▸ Problem to solve
Report how many lines of the records below include the word "name". Give nothing but the number.

▸ Supplied data

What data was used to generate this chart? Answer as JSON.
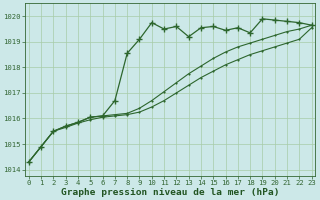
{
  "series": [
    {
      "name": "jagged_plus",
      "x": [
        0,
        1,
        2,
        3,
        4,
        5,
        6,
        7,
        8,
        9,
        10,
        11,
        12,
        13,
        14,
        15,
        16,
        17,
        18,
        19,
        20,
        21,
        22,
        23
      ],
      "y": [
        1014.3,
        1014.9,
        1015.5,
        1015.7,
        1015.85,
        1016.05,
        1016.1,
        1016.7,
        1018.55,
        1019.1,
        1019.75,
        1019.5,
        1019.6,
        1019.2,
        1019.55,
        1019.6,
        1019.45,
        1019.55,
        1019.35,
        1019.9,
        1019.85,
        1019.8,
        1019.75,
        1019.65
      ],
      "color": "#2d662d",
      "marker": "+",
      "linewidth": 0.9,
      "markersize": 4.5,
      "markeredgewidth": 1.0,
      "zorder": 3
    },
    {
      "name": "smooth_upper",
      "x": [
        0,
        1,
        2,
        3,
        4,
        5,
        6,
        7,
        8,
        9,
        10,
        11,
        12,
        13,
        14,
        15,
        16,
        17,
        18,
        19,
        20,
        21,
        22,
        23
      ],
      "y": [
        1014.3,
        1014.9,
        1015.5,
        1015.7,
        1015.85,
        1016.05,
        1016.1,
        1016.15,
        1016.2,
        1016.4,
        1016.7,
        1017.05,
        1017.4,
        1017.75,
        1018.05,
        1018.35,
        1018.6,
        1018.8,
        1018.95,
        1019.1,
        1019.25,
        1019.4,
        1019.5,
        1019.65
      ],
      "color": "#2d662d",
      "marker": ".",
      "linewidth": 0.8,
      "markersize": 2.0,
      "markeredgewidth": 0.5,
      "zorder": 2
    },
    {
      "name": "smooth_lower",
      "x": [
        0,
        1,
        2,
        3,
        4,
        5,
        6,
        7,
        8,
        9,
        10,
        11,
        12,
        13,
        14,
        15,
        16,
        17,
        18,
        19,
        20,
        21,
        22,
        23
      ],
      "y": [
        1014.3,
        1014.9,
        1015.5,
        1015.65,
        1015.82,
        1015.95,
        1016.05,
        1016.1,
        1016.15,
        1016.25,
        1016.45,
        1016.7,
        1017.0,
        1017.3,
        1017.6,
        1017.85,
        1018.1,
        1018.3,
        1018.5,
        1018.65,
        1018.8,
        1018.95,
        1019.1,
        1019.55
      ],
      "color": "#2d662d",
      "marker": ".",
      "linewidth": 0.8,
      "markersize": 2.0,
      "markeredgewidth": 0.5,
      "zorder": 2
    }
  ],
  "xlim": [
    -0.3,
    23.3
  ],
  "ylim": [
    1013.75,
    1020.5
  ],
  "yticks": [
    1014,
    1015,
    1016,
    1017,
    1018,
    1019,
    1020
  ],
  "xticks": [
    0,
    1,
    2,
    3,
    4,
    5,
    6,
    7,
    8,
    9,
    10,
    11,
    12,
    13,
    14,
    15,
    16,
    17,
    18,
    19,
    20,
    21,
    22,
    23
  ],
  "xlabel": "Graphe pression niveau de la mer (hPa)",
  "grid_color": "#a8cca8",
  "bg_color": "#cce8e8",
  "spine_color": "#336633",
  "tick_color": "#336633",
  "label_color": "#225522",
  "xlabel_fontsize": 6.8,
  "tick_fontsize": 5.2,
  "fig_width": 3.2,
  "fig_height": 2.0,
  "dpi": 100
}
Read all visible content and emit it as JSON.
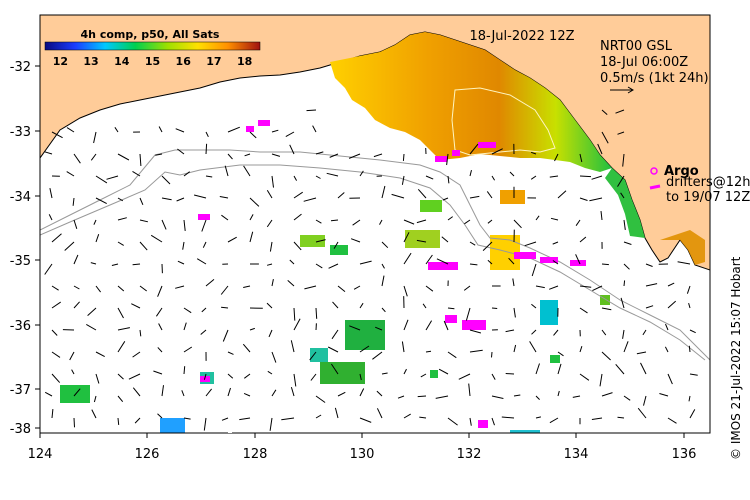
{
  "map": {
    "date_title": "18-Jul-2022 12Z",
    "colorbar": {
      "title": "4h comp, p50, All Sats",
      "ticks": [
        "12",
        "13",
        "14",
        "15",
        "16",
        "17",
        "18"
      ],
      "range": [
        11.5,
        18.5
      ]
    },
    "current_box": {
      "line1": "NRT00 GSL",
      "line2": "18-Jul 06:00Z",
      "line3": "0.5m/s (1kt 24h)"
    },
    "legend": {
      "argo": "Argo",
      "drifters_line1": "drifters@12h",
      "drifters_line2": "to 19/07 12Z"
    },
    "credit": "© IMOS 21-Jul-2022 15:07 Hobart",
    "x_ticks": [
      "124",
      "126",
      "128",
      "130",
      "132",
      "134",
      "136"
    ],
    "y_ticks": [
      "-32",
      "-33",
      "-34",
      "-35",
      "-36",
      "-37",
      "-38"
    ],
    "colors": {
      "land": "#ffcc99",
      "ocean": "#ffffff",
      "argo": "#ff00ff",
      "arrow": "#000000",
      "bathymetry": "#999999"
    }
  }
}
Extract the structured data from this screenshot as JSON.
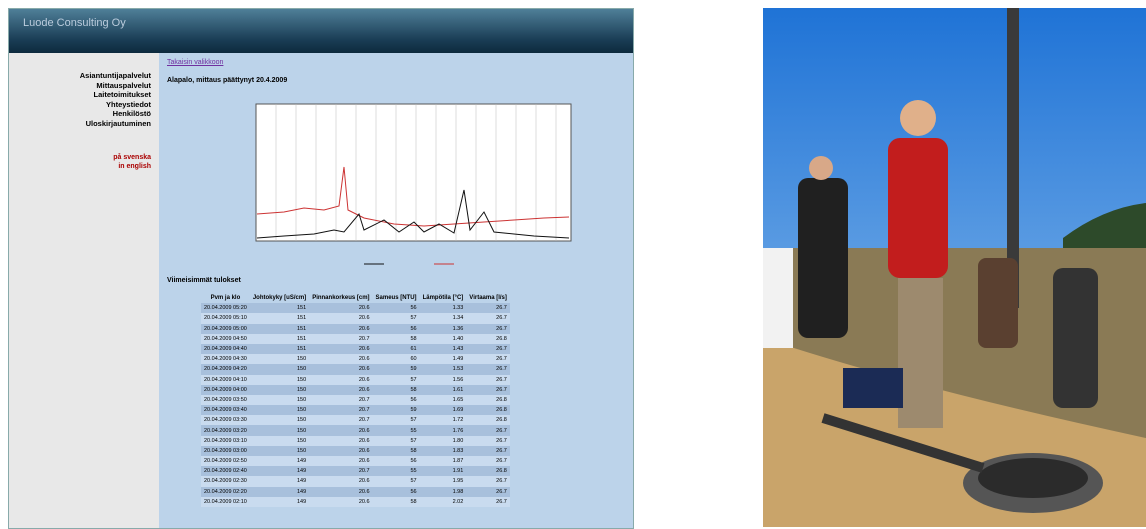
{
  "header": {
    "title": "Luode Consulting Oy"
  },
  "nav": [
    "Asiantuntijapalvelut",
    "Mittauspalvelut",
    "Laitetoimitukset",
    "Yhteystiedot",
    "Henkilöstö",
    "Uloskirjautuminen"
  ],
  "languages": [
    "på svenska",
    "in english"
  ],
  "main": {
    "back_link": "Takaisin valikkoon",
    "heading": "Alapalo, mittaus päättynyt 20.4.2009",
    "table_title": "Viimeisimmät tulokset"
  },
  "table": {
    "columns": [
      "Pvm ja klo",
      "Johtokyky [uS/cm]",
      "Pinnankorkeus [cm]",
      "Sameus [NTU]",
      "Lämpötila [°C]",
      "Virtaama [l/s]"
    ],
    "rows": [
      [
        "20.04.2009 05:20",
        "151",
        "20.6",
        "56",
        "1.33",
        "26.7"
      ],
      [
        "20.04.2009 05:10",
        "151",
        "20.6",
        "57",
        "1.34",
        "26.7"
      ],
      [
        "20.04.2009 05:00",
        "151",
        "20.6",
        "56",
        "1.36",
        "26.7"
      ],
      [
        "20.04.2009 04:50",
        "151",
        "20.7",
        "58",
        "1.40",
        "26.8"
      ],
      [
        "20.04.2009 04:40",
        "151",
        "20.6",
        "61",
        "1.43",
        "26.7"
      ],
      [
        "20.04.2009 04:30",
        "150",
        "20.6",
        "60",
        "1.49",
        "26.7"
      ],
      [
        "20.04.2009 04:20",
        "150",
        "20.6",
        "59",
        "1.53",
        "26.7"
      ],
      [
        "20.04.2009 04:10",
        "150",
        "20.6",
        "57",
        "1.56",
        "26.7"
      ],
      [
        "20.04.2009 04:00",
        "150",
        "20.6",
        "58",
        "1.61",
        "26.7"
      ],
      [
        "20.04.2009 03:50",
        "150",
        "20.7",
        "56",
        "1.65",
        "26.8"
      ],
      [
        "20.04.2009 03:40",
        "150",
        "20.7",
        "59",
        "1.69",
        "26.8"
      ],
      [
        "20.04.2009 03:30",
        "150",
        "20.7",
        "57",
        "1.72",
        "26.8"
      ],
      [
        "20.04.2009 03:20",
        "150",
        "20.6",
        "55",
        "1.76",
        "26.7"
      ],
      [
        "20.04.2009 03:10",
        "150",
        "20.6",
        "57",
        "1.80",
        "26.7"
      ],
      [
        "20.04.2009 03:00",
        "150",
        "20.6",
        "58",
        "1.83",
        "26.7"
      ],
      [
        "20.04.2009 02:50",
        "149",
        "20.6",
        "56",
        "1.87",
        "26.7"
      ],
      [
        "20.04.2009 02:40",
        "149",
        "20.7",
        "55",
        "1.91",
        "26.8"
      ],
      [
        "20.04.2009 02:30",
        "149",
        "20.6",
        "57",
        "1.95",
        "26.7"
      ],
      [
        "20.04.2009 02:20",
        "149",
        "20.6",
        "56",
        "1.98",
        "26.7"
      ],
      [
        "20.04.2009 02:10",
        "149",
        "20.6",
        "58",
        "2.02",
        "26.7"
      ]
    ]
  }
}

▸ Output of the task
3